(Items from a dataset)
=====

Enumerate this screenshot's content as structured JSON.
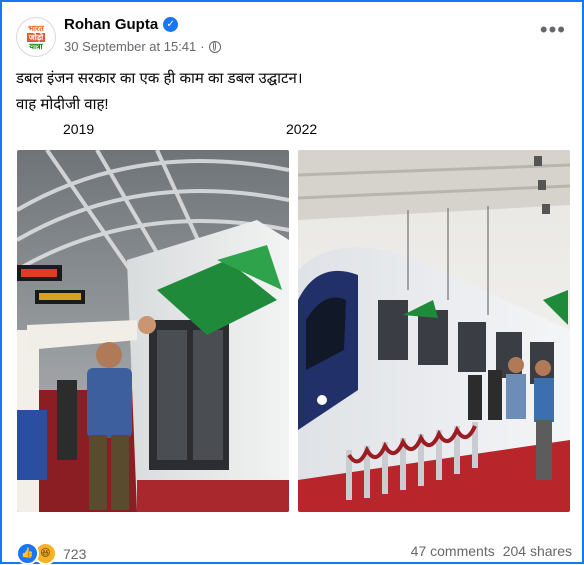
{
  "post": {
    "author": "Rohan Gupta",
    "timestamp": "30 September at 15:41",
    "separator": "·",
    "audience_icon": "globe-icon",
    "avatar_text": [
      "भारत",
      "जोड़ो",
      "यात्रा"
    ],
    "text_line1": "डबल इंजन सरकार का एक ही काम का डबल उद्घाटन।",
    "text_line2": "वाह मोदीजी वाह!",
    "more_icon": "•••",
    "verified_icon": "✓"
  },
  "images": [
    {
      "year": "2019",
      "icon": "metro-inauguration-photo"
    },
    {
      "year": "2022",
      "icon": "vande-bharat-inauguration-photo"
    }
  ],
  "footer": {
    "reaction_count": "723",
    "comments": "47 comments",
    "shares": "204 shares",
    "like_glyph": "👍",
    "haha_glyph": "😆"
  },
  "colors": {
    "accent": "#1877f2",
    "text": "#050505",
    "muted": "#65676b",
    "carpet": "#b8262b",
    "flag": "#1f8a3a"
  }
}
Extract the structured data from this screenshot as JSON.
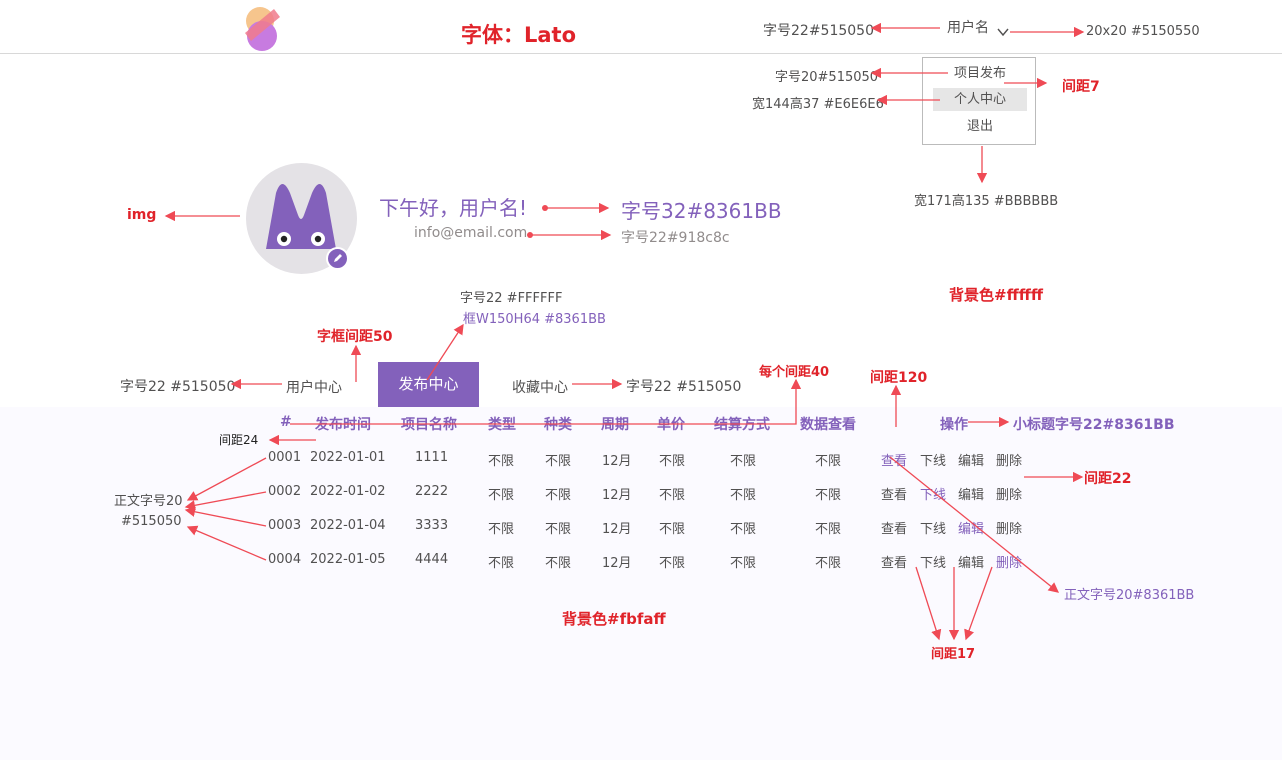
{
  "header": {
    "font_title": "字体：Lato",
    "username": "用户名",
    "note_username_size": "字号22#515050",
    "note_chevron": "20x20 #5150550"
  },
  "dropdown": {
    "items": [
      "项目发布",
      "个人中心",
      "退出"
    ],
    "notes": {
      "item_font": "字号20#515050",
      "item_active": "宽144高37 #E6E6E6",
      "gap": "间距7",
      "box": "宽171高135 #BBBBBB"
    }
  },
  "profile": {
    "greeting": "下午好，用户名!",
    "email": "info@email.com",
    "note_img": "img",
    "note_greeting": "字号32#8361BB",
    "note_email": "字号22#918c8c",
    "note_bg": "背景色#ffffff"
  },
  "tabs": {
    "items": [
      "用户中心",
      "发布中心",
      "收藏中心"
    ],
    "active_index": 1,
    "notes": {
      "btn_font": "字号22 #FFFFFF",
      "btn_box": "框W150H64 #8361BB",
      "gap50": "字框间距50",
      "left_font": "字号22 #515050",
      "right_font": "字号22 #515050",
      "gap40": "每个间距40",
      "gap120": "间距120"
    }
  },
  "table": {
    "headers": [
      "#",
      "发布时间",
      "项目名称",
      "类型",
      "种类",
      "周期",
      "单价",
      "结算方式",
      "数据查看",
      "操作"
    ],
    "rows": [
      [
        "0001",
        "2022-01-01",
        "1111",
        "不限",
        "不限",
        "12月",
        "不限",
        "不限",
        "不限"
      ],
      [
        "0002",
        "2022-01-02",
        "2222",
        "不限",
        "不限",
        "12月",
        "不限",
        "不限",
        "不限"
      ],
      [
        "0003",
        "2022-01-04",
        "3333",
        "不限",
        "不限",
        "12月",
        "不限",
        "不限",
        "不限"
      ],
      [
        "0004",
        "2022-01-05",
        "4444",
        "不限",
        "不限",
        "12月",
        "不限",
        "不限",
        "不限"
      ]
    ],
    "actions": [
      "查看",
      "下线",
      "编辑",
      "删除"
    ],
    "notes": {
      "header_font": "小标题字号22#8361BB",
      "gap24": "间距24",
      "body_font_1": "正文字号20",
      "body_font_2": "#515050",
      "gap22": "间距22",
      "action_hl": "正文字号20#8361BB",
      "gap17": "间距17",
      "bg": "背景色#fbfaff"
    }
  },
  "colors": {
    "accent": "#8361BB",
    "text": "#515050",
    "annotation": "#e0232a",
    "arrow": "#ef4a55"
  }
}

=====

* _WORK TO DO_
Reproduce every line above as written, skipping pictures.

* _RESPONSE FOR THIS EXERCISE_
Enumerate this screenshot's content as structured JSON.
{
  "post": {
    "author": "Rohan Gupta",
    "timestamp": "30 September at 15:41",
    "separator": "·",
    "audience_icon": "globe-icon",
    "avatar_text": [
      "भारत",
      "जोड़ो",
      "यात्रा"
    ],
    "text_line1": "डबल इंजन सरकार का एक ही काम का डबल उद्घाटन।",
    "text_line2": "वाह मोदीजी वाह!",
    "more_icon": "•••",
    "verified_icon": "✓"
  },
  "images": [
    {
      "year": "2019",
      "icon": "metro-inauguration-photo"
    },
    {
      "year": "2022",
      "icon": "vande-bharat-inauguration-photo"
    }
  ],
  "footer": {
    "reaction_count": "723",
    "comments": "47 comments",
    "shares": "204 shares",
    "like_glyph": "👍",
    "haha_glyph": "😆"
  },
  "colors": {
    "accent": "#1877f2",
    "text": "#050505",
    "muted": "#65676b",
    "carpet": "#b8262b",
    "flag": "#1f8a3a"
  }
}
Extract the structured data from this screenshot as JSON.
{
  "header": {
    "font_title": "字体：Lato",
    "username": "用户名",
    "note_username_size": "字号22#515050",
    "note_chevron": "20x20 #5150550"
  },
  "dropdown": {
    "items": [
      "项目发布",
      "个人中心",
      "退出"
    ],
    "notes": {
      "item_font": "字号20#515050",
      "item_active": "宽144高37 #E6E6E6",
      "gap": "间距7",
      "box": "宽171高135 #BBBBBB"
    }
  },
  "profile": {
    "greeting": "下午好，用户名!",
    "email": "info@email.com",
    "note_img": "img",
    "note_greeting": "字号32#8361BB",
    "note_email": "字号22#918c8c",
    "note_bg": "背景色#ffffff"
  },
  "tabs": {
    "items": [
      "用户中心",
      "发布中心",
      "收藏中心"
    ],
    "active_index": 1,
    "notes": {
      "btn_font": "字号22 #FFFFFF",
      "btn_box": "框W150H64 #8361BB",
      "gap50": "字框间距50",
      "left_font": "字号22 #515050",
      "right_font": "字号22 #515050",
      "gap40": "每个间距40",
      "gap120": "间距120"
    }
  },
  "table": {
    "headers": [
      "#",
      "发布时间",
      "项目名称",
      "类型",
      "种类",
      "周期",
      "单价",
      "结算方式",
      "数据查看",
      "操作"
    ],
    "rows": [
      [
        "0001",
        "2022-01-01",
        "1111",
        "不限",
        "不限",
        "12月",
        "不限",
        "不限",
        "不限"
      ],
      [
        "0002",
        "2022-01-02",
        "2222",
        "不限",
        "不限",
        "12月",
        "不限",
        "不限",
        "不限"
      ],
      [
        "0003",
        "2022-01-04",
        "3333",
        "不限",
        "不限",
        "12月",
        "不限",
        "不限",
        "不限"
      ],
      [
        "0004",
        "2022-01-05",
        "4444",
        "不限",
        "不限",
        "12月",
        "不限",
        "不限",
        "不限"
      ]
    ],
    "actions": [
      "查看",
      "下线",
      "编辑",
      "删除"
    ],
    "notes": {
      "header_font": "小标题字号22#8361BB",
      "gap24": "间距24",
      "body_font_1": "正文字号20",
      "body_font_2": "#515050",
      "gap22": "间距22",
      "action_hl": "正文字号20#8361BB",
      "gap17": "间距17",
      "bg": "背景色#fbfaff"
    }
  },
  "colors": {
    "accent": "#8361BB",
    "text": "#515050",
    "annotation": "#e0232a",
    "arrow": "#ef4a55"
  }
}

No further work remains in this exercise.